Lines holding the string "thiếu" are the ones to copy; find them all in the data.

= = = =

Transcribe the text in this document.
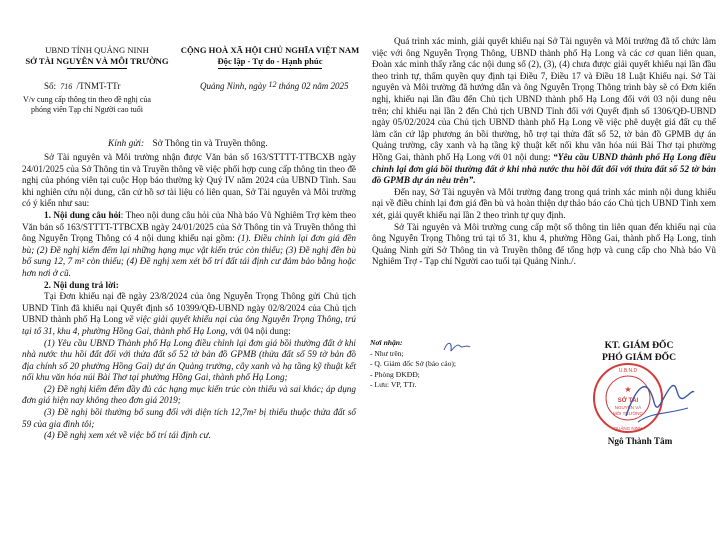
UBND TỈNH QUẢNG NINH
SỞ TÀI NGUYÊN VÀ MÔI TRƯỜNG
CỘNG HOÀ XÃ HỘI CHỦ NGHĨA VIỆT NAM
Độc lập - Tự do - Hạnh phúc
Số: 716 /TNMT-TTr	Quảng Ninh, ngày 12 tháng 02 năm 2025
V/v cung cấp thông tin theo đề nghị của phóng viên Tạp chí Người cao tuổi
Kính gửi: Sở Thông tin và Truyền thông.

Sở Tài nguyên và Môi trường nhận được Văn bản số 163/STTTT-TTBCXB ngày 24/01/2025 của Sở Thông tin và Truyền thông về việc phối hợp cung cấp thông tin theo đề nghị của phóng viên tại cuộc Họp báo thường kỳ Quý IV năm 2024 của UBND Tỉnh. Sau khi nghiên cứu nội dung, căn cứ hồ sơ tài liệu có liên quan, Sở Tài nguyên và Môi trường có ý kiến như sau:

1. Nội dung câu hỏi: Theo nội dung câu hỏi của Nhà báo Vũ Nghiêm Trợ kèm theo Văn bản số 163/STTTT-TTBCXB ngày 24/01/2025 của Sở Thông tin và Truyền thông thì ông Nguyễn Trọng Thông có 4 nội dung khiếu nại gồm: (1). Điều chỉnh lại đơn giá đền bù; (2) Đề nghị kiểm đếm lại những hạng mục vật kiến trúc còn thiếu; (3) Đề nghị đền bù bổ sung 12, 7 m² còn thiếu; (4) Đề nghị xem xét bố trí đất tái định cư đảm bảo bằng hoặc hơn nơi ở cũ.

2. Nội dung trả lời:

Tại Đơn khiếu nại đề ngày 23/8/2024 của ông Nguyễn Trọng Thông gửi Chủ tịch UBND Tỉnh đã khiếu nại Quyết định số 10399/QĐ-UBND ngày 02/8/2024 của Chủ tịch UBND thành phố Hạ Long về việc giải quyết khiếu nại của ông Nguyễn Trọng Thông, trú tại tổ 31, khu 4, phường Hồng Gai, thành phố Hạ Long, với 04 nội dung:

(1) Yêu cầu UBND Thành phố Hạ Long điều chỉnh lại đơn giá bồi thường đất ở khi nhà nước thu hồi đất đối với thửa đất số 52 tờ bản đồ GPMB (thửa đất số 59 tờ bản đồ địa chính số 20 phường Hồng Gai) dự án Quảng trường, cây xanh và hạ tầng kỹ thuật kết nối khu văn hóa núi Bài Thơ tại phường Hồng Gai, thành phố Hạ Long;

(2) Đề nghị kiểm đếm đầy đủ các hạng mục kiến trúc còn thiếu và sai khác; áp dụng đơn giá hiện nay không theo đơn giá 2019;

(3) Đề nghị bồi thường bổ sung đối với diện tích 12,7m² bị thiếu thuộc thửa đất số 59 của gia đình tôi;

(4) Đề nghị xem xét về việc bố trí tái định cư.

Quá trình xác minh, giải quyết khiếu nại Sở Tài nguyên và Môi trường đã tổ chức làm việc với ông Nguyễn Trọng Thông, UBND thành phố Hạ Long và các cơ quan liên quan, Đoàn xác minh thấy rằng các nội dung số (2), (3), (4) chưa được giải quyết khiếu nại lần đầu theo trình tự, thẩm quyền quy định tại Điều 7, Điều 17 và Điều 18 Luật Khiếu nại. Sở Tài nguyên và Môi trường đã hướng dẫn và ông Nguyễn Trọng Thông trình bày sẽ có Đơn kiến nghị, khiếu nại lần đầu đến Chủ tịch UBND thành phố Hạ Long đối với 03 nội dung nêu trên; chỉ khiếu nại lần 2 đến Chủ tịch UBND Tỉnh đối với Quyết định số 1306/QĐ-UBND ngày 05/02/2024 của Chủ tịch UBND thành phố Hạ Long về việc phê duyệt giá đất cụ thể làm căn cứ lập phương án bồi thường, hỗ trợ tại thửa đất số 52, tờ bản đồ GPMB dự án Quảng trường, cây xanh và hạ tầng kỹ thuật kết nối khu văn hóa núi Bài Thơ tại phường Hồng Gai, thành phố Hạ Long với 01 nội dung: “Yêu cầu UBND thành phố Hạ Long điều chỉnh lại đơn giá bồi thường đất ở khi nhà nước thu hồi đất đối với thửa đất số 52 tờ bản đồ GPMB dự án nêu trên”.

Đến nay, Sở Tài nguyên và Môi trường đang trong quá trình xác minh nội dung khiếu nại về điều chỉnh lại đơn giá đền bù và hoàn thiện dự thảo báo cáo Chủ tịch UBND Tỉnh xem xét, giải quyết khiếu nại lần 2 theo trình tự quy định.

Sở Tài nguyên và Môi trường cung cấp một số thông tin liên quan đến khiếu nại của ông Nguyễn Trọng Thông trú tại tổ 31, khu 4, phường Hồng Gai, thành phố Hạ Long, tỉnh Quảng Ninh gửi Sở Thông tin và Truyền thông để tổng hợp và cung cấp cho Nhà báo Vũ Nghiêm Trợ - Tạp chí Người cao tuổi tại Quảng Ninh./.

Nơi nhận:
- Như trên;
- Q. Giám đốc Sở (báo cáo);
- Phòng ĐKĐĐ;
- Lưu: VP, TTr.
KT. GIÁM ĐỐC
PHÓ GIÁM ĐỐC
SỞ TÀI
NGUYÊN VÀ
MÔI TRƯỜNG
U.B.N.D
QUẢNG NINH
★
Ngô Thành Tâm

= = = =

### Response to this task:
1. Nội dung câu hỏi: Theo nội dung câu hỏi của Nhà báo Vũ Nghiêm Trợ kèm theo Văn bản số 163/STTTT-TTBCXB ngày 24/01/2025 của Sở Thông tin và Truyền thông thì ông Nguyễn Trọng Thông có 4 nội dung khiếu nại gồm: (1). Điều chỉnh lại đơn giá đền bù; (2) Đề nghị kiểm đếm lại những hạng mục vật kiến trúc còn thiếu; (3) Đề nghị đền bù bổ sung 12, 7 m² còn thiếu; (4) Đề nghị xem xét bố trí đất tái định cư đảm bảo bằng hoặc hơn nơi ở cũ.
(2) Đề nghị kiểm đếm đầy đủ các hạng mục kiến trúc còn thiếu và sai khác; áp dụng đơn giá hiện nay không theo đơn giá 2019;
(3) Đề nghị bồi thường bổ sung đối với diện tích 12,7m² bị thiếu thuộc thửa đất số 59 của gia đình tôi;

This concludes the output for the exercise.